## Data records
┄┄┄┄┄┄

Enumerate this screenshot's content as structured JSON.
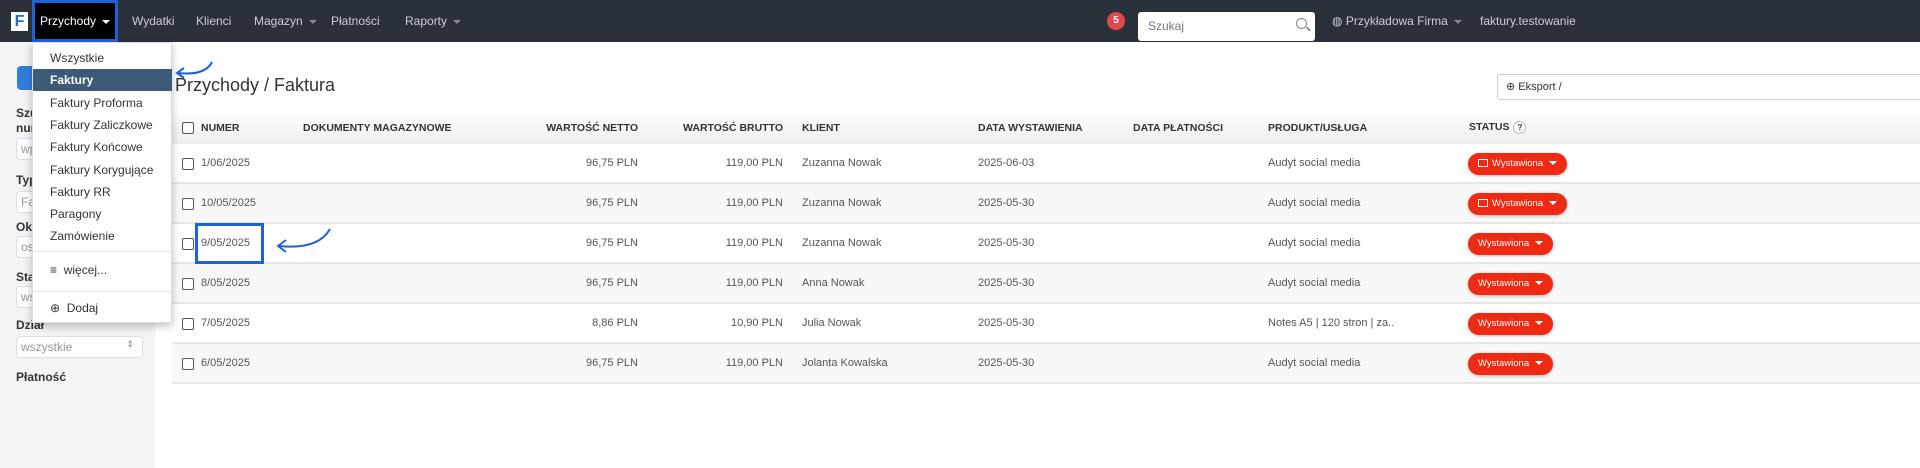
{
  "nav": {
    "logo": "F",
    "items": [
      {
        "label": "Przychody",
        "caret": true
      },
      {
        "label": "Wydatki"
      },
      {
        "label": "Klienci"
      },
      {
        "label": "Magazyn",
        "caret": true
      },
      {
        "label": "Płatności"
      },
      {
        "label": "Raporty",
        "caret": true
      }
    ],
    "notifications": "5",
    "search_placeholder": "Szukaj",
    "company": "Przykładowa Firma",
    "user": "faktury.testowanie"
  },
  "sidebar": {
    "labels": [
      "Szu",
      "nur",
      "Typ",
      "Okr",
      "Sta",
      "Dział",
      "Płatność"
    ],
    "inputs": [
      "wp",
      "Fa",
      "os",
      "ws",
      "wszystkie"
    ]
  },
  "dropdown": {
    "items": [
      "Wszystkie",
      "Faktury",
      "Faktury Proforma",
      "Faktury Zaliczkowe",
      "Faktury Końcowe",
      "Faktury Korygujące",
      "Faktury RR",
      "Paragony",
      "Zamówienie"
    ],
    "selected": "Faktury",
    "more": "więcej...",
    "add": "Dodaj"
  },
  "page": {
    "title": "Przychody / Faktura",
    "export": "Eksport / "
  },
  "table": {
    "headers": [
      "NUMER",
      "DOKUMENTY MAGAZYNOWE",
      "WARTOŚĆ NETTO",
      "WARTOŚĆ BRUTTO",
      "KLIENT",
      "DATA WYSTAWIENIA",
      "DATA PŁATNOŚCI",
      "PRODUKT/USŁUGA",
      "STATUS"
    ],
    "status_help": "?",
    "rows": [
      {
        "numer": "1/06/2025",
        "netto": "96,75 PLN",
        "brutto": "119,00 PLN",
        "klient": "Zuzanna Nowak",
        "data": "2025-06-03",
        "produkt": "Audyt social media",
        "status": "Wystawiona",
        "sent": true
      },
      {
        "numer": "10/05/2025",
        "netto": "96,75 PLN",
        "brutto": "119,00 PLN",
        "klient": "Zuzanna Nowak",
        "data": "2025-05-30",
        "produkt": "Audyt social media",
        "status": "Wystawiona",
        "sent": true
      },
      {
        "numer": "9/05/2025",
        "netto": "96,75 PLN",
        "brutto": "119,00 PLN",
        "klient": "Zuzanna Nowak",
        "data": "2025-05-30",
        "produkt": "Audyt social media",
        "status": "Wystawiona",
        "sent": false
      },
      {
        "numer": "8/05/2025",
        "netto": "96,75 PLN",
        "brutto": "119,00 PLN",
        "klient": "Anna Nowak",
        "data": "2025-05-30",
        "produkt": "Audyt social media",
        "status": "Wystawiona",
        "sent": false
      },
      {
        "numer": "7/05/2025",
        "netto": "8,86 PLN",
        "brutto": "10,90 PLN",
        "klient": "Julia Nowak",
        "data": "2025-05-30",
        "produkt": "Notes A5 | 120 stron | za..",
        "status": "Wystawiona",
        "sent": false
      },
      {
        "numer": "6/05/2025",
        "netto": "96,75 PLN",
        "brutto": "119,00 PLN",
        "klient": "Jolanta Kowalska",
        "data": "2025-05-30",
        "produkt": "Audyt social media",
        "status": "Wystawiona",
        "sent": false
      }
    ]
  },
  "colors": {
    "navbar": "#2b313b",
    "status": "#ee2a12",
    "annotation": "#1d63d6",
    "menu_selected": "#3d5a78"
  }
}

┄┄┄┄┄┄

## STATED TASK
Transcribe the entries above verbatim, omitting their pictures.

## ANSWER TO THIS EXERCISE
Enumerate this screenshot's content as structured JSON.
{
  "nav": {
    "logo": "F",
    "items": [
      {
        "label": "Przychody",
        "caret": true
      },
      {
        "label": "Wydatki"
      },
      {
        "label": "Klienci"
      },
      {
        "label": "Magazyn",
        "caret": true
      },
      {
        "label": "Płatności"
      },
      {
        "label": "Raporty",
        "caret": true
      }
    ],
    "notifications": "5",
    "search_placeholder": "Szukaj",
    "company": "Przykładowa Firma",
    "user": "faktury.testowanie"
  },
  "sidebar": {
    "labels": [
      "Szu",
      "nur",
      "Typ",
      "Okr",
      "Sta",
      "Dział",
      "Płatność"
    ],
    "inputs": [
      "wp",
      "Fa",
      "os",
      "ws",
      "wszystkie"
    ]
  },
  "dropdown": {
    "items": [
      "Wszystkie",
      "Faktury",
      "Faktury Proforma",
      "Faktury Zaliczkowe",
      "Faktury Końcowe",
      "Faktury Korygujące",
      "Faktury RR",
      "Paragony",
      "Zamówienie"
    ],
    "selected": "Faktury",
    "more": "więcej...",
    "add": "Dodaj"
  },
  "page": {
    "title": "Przychody / Faktura",
    "export": "Eksport / "
  },
  "table": {
    "headers": [
      "NUMER",
      "DOKUMENTY MAGAZYNOWE",
      "WARTOŚĆ NETTO",
      "WARTOŚĆ BRUTTO",
      "KLIENT",
      "DATA WYSTAWIENIA",
      "DATA PŁATNOŚCI",
      "PRODUKT/USŁUGA",
      "STATUS"
    ],
    "status_help": "?",
    "rows": [
      {
        "numer": "1/06/2025",
        "netto": "96,75 PLN",
        "brutto": "119,00 PLN",
        "klient": "Zuzanna Nowak",
        "data": "2025-06-03",
        "produkt": "Audyt social media",
        "status": "Wystawiona",
        "sent": true
      },
      {
        "numer": "10/05/2025",
        "netto": "96,75 PLN",
        "brutto": "119,00 PLN",
        "klient": "Zuzanna Nowak",
        "data": "2025-05-30",
        "produkt": "Audyt social media",
        "status": "Wystawiona",
        "sent": true
      },
      {
        "numer": "9/05/2025",
        "netto": "96,75 PLN",
        "brutto": "119,00 PLN",
        "klient": "Zuzanna Nowak",
        "data": "2025-05-30",
        "produkt": "Audyt social media",
        "status": "Wystawiona",
        "sent": false
      },
      {
        "numer": "8/05/2025",
        "netto": "96,75 PLN",
        "brutto": "119,00 PLN",
        "klient": "Anna Nowak",
        "data": "2025-05-30",
        "produkt": "Audyt social media",
        "status": "Wystawiona",
        "sent": false
      },
      {
        "numer": "7/05/2025",
        "netto": "8,86 PLN",
        "brutto": "10,90 PLN",
        "klient": "Julia Nowak",
        "data": "2025-05-30",
        "produkt": "Notes A5 | 120 stron | za..",
        "status": "Wystawiona",
        "sent": false
      },
      {
        "numer": "6/05/2025",
        "netto": "96,75 PLN",
        "brutto": "119,00 PLN",
        "klient": "Jolanta Kowalska",
        "data": "2025-05-30",
        "produkt": "Audyt social media",
        "status": "Wystawiona",
        "sent": false
      }
    ]
  },
  "colors": {
    "navbar": "#2b313b",
    "status": "#ee2a12",
    "annotation": "#1d63d6",
    "menu_selected": "#3d5a78"
  }
}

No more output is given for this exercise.